## What you need to do
Output the material word for word. Leave each picture out.

## Record list
....................

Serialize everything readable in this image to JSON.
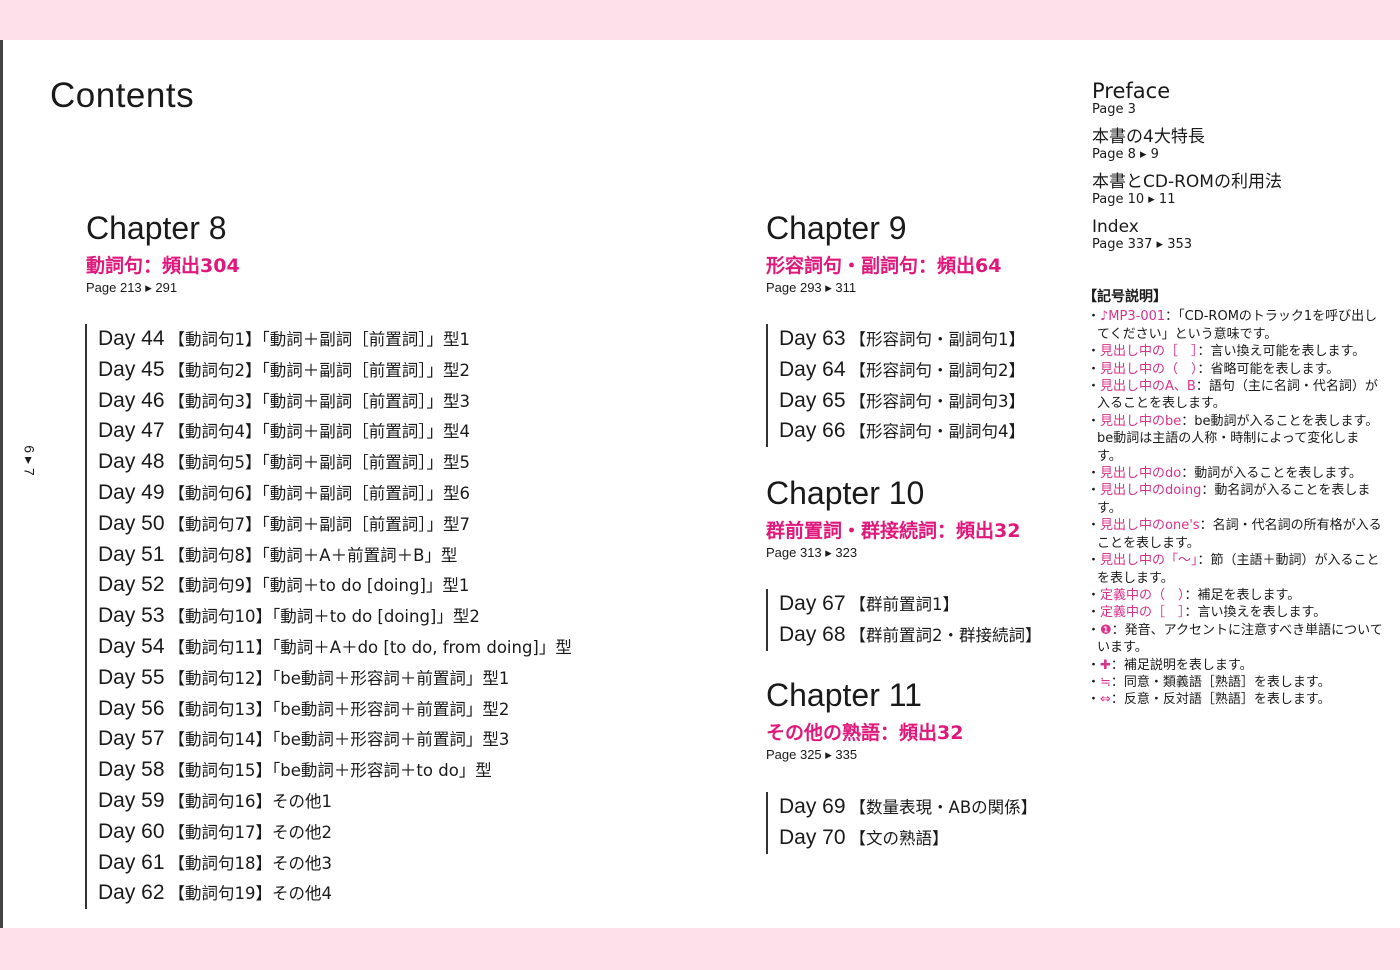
{
  "title": "Contents",
  "folio": "6 ▸ 7",
  "chapters": [
    {
      "heading": "Chapter 8",
      "subtitle": "動詞句：頻出304",
      "pages": "Page 213 ▸ 291",
      "days": [
        [
          "Day 44",
          "【動詞句1】「動詞＋副詞［前置詞］」型1"
        ],
        [
          "Day 45",
          "【動詞句2】「動詞＋副詞［前置詞］」型2"
        ],
        [
          "Day 46",
          "【動詞句3】「動詞＋副詞［前置詞］」型3"
        ],
        [
          "Day 47",
          "【動詞句4】「動詞＋副詞［前置詞］」型4"
        ],
        [
          "Day 48",
          "【動詞句5】「動詞＋副詞［前置詞］」型5"
        ],
        [
          "Day 49",
          "【動詞句6】「動詞＋副詞［前置詞］」型6"
        ],
        [
          "Day 50",
          "【動詞句7】「動詞＋副詞［前置詞］」型7"
        ],
        [
          "Day 51",
          "【動詞句8】「動詞＋A＋前置詞＋B」型"
        ],
        [
          "Day 52",
          "【動詞句9】「動詞＋to do [doing]」型1"
        ],
        [
          "Day 53",
          "【動詞句10】「動詞＋to do [doing]」型2"
        ],
        [
          "Day 54",
          "【動詞句11】「動詞＋A＋do [to do, from doing]」型"
        ],
        [
          "Day 55",
          "【動詞句12】「be動詞＋形容詞＋前置詞」型1"
        ],
        [
          "Day 56",
          "【動詞句13】「be動詞＋形容詞＋前置詞」型2"
        ],
        [
          "Day 57",
          "【動詞句14】「be動詞＋形容詞＋前置詞」型3"
        ],
        [
          "Day 58",
          "【動詞句15】「be動詞＋形容詞＋to do」型"
        ],
        [
          "Day 59",
          "【動詞句16】その他1"
        ],
        [
          "Day 60",
          "【動詞句17】その他2"
        ],
        [
          "Day 61",
          "【動詞句18】その他3"
        ],
        [
          "Day 62",
          "【動詞句19】その他4"
        ]
      ]
    },
    {
      "heading": "Chapter 9",
      "subtitle": "形容詞句・副詞句：頻出64",
      "pages": "Page 293 ▸ 311",
      "days": [
        [
          "Day 63",
          "【形容詞句・副詞句1】"
        ],
        [
          "Day 64",
          "【形容詞句・副詞句2】"
        ],
        [
          "Day 65",
          "【形容詞句・副詞句3】"
        ],
        [
          "Day 66",
          "【形容詞句・副詞句4】"
        ]
      ]
    },
    {
      "heading": "Chapter 10",
      "subtitle": "群前置詞・群接続詞：頻出32",
      "pages": "Page 313 ▸ 323",
      "days": [
        [
          "Day 67",
          "【群前置詞1】"
        ],
        [
          "Day 68",
          "【群前置詞2・群接続詞】"
        ]
      ]
    },
    {
      "heading": "Chapter 11",
      "subtitle": "その他の熟語：頻出32",
      "pages": "Page 325 ▸ 335",
      "days": [
        [
          "Day 69",
          "【数量表現・ABの関係】"
        ],
        [
          "Day 70",
          "【文の熟語】"
        ]
      ]
    }
  ],
  "side": [
    {
      "heading": "Preface",
      "pages": "Page 3"
    },
    {
      "heading": "本書の4大特長",
      "pages": "Page 8 ▸ 9"
    },
    {
      "heading": "本書とCD-ROMの利用法",
      "pages": "Page 10 ▸ 11"
    },
    {
      "heading": "Index",
      "pages": "Page 337 ▸ 353"
    }
  ],
  "legend": {
    "heading": "【記号説明】",
    "items": [
      [
        "♪MP3-001",
        "：「CD-ROMのトラック1を呼び出してください」という意味です。"
      ],
      [
        "見出し中の［　］",
        "：言い換え可能を表します。"
      ],
      [
        "見出し中の（　）",
        "：省略可能を表します。"
      ],
      [
        "見出し中のA、B",
        "：語句（主に名詞・代名詞）が入ることを表します。"
      ],
      [
        "見出し中のbe",
        "：be動詞が入ることを表します。be動詞は主語の人称・時制によって変化します。"
      ],
      [
        "見出し中のdo",
        "：動詞が入ることを表します。"
      ],
      [
        "見出し中のdoing",
        "：動名詞が入ることを表します。"
      ],
      [
        "見出し中のone's",
        "：名詞・代名詞の所有格が入ることを表します。"
      ],
      [
        "見出し中の「～」",
        "：節（主語＋動詞）が入ることを表します。"
      ],
      [
        "定義中の（　）",
        "：補足を表します。"
      ],
      [
        "定義中の［　］",
        "：言い換えを表します。"
      ],
      [
        "❶",
        "：発音、アクセントに注意すべき単語についています。"
      ],
      [
        "✚",
        "：補足説明を表します。"
      ],
      [
        "≒",
        "：同意・類義語［熟語］を表します。"
      ],
      [
        "⇔",
        "：反意・反対語［熟語］を表します。"
      ]
    ]
  },
  "colors": {
    "accent": "#e0187c",
    "band": "#fde1ea"
  }
}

....................

## Expected output
Serialize everything readable in this image to JSON.
{
  "title": "Contents",
  "folio": "6 ▸ 7",
  "chapters": [
    {
      "heading": "Chapter 8",
      "subtitle": "動詞句：頻出304",
      "pages": "Page 213 ▸ 291",
      "days": [
        [
          "Day 44",
          "【動詞句1】「動詞＋副詞［前置詞］」型1"
        ],
        [
          "Day 45",
          "【動詞句2】「動詞＋副詞［前置詞］」型2"
        ],
        [
          "Day 46",
          "【動詞句3】「動詞＋副詞［前置詞］」型3"
        ],
        [
          "Day 47",
          "【動詞句4】「動詞＋副詞［前置詞］」型4"
        ],
        [
          "Day 48",
          "【動詞句5】「動詞＋副詞［前置詞］」型5"
        ],
        [
          "Day 49",
          "【動詞句6】「動詞＋副詞［前置詞］」型6"
        ],
        [
          "Day 50",
          "【動詞句7】「動詞＋副詞［前置詞］」型7"
        ],
        [
          "Day 51",
          "【動詞句8】「動詞＋A＋前置詞＋B」型"
        ],
        [
          "Day 52",
          "【動詞句9】「動詞＋to do [doing]」型1"
        ],
        [
          "Day 53",
          "【動詞句10】「動詞＋to do [doing]」型2"
        ],
        [
          "Day 54",
          "【動詞句11】「動詞＋A＋do [to do, from doing]」型"
        ],
        [
          "Day 55",
          "【動詞句12】「be動詞＋形容詞＋前置詞」型1"
        ],
        [
          "Day 56",
          "【動詞句13】「be動詞＋形容詞＋前置詞」型2"
        ],
        [
          "Day 57",
          "【動詞句14】「be動詞＋形容詞＋前置詞」型3"
        ],
        [
          "Day 58",
          "【動詞句15】「be動詞＋形容詞＋to do」型"
        ],
        [
          "Day 59",
          "【動詞句16】その他1"
        ],
        [
          "Day 60",
          "【動詞句17】その他2"
        ],
        [
          "Day 61",
          "【動詞句18】その他3"
        ],
        [
          "Day 62",
          "【動詞句19】その他4"
        ]
      ]
    },
    {
      "heading": "Chapter 9",
      "subtitle": "形容詞句・副詞句：頻出64",
      "pages": "Page 293 ▸ 311",
      "days": [
        [
          "Day 63",
          "【形容詞句・副詞句1】"
        ],
        [
          "Day 64",
          "【形容詞句・副詞句2】"
        ],
        [
          "Day 65",
          "【形容詞句・副詞句3】"
        ],
        [
          "Day 66",
          "【形容詞句・副詞句4】"
        ]
      ]
    },
    {
      "heading": "Chapter 10",
      "subtitle": "群前置詞・群接続詞：頻出32",
      "pages": "Page 313 ▸ 323",
      "days": [
        [
          "Day 67",
          "【群前置詞1】"
        ],
        [
          "Day 68",
          "【群前置詞2・群接続詞】"
        ]
      ]
    },
    {
      "heading": "Chapter 11",
      "subtitle": "その他の熟語：頻出32",
      "pages": "Page 325 ▸ 335",
      "days": [
        [
          "Day 69",
          "【数量表現・ABの関係】"
        ],
        [
          "Day 70",
          "【文の熟語】"
        ]
      ]
    }
  ],
  "side": [
    {
      "heading": "Preface",
      "pages": "Page 3"
    },
    {
      "heading": "本書の4大特長",
      "pages": "Page 8 ▸ 9"
    },
    {
      "heading": "本書とCD-ROMの利用法",
      "pages": "Page 10 ▸ 11"
    },
    {
      "heading": "Index",
      "pages": "Page 337 ▸ 353"
    }
  ],
  "legend": {
    "heading": "【記号説明】",
    "items": [
      [
        "♪MP3-001",
        "：「CD-ROMのトラック1を呼び出してください」という意味です。"
      ],
      [
        "見出し中の［　］",
        "：言い換え可能を表します。"
      ],
      [
        "見出し中の（　）",
        "：省略可能を表します。"
      ],
      [
        "見出し中のA、B",
        "：語句（主に名詞・代名詞）が入ることを表します。"
      ],
      [
        "見出し中のbe",
        "：be動詞が入ることを表します。be動詞は主語の人称・時制によって変化します。"
      ],
      [
        "見出し中のdo",
        "：動詞が入ることを表します。"
      ],
      [
        "見出し中のdoing",
        "：動名詞が入ることを表します。"
      ],
      [
        "見出し中のone's",
        "：名詞・代名詞の所有格が入ることを表します。"
      ],
      [
        "見出し中の「～」",
        "：節（主語＋動詞）が入ることを表します。"
      ],
      [
        "定義中の（　）",
        "：補足を表します。"
      ],
      [
        "定義中の［　］",
        "：言い換えを表します。"
      ],
      [
        "❶",
        "：発音、アクセントに注意すべき単語についています。"
      ],
      [
        "✚",
        "：補足説明を表します。"
      ],
      [
        "≒",
        "：同意・類義語［熟語］を表します。"
      ],
      [
        "⇔",
        "：反意・反対語［熟語］を表します。"
      ]
    ]
  },
  "colors": {
    "accent": "#e0187c",
    "band": "#fde1ea"
  }
}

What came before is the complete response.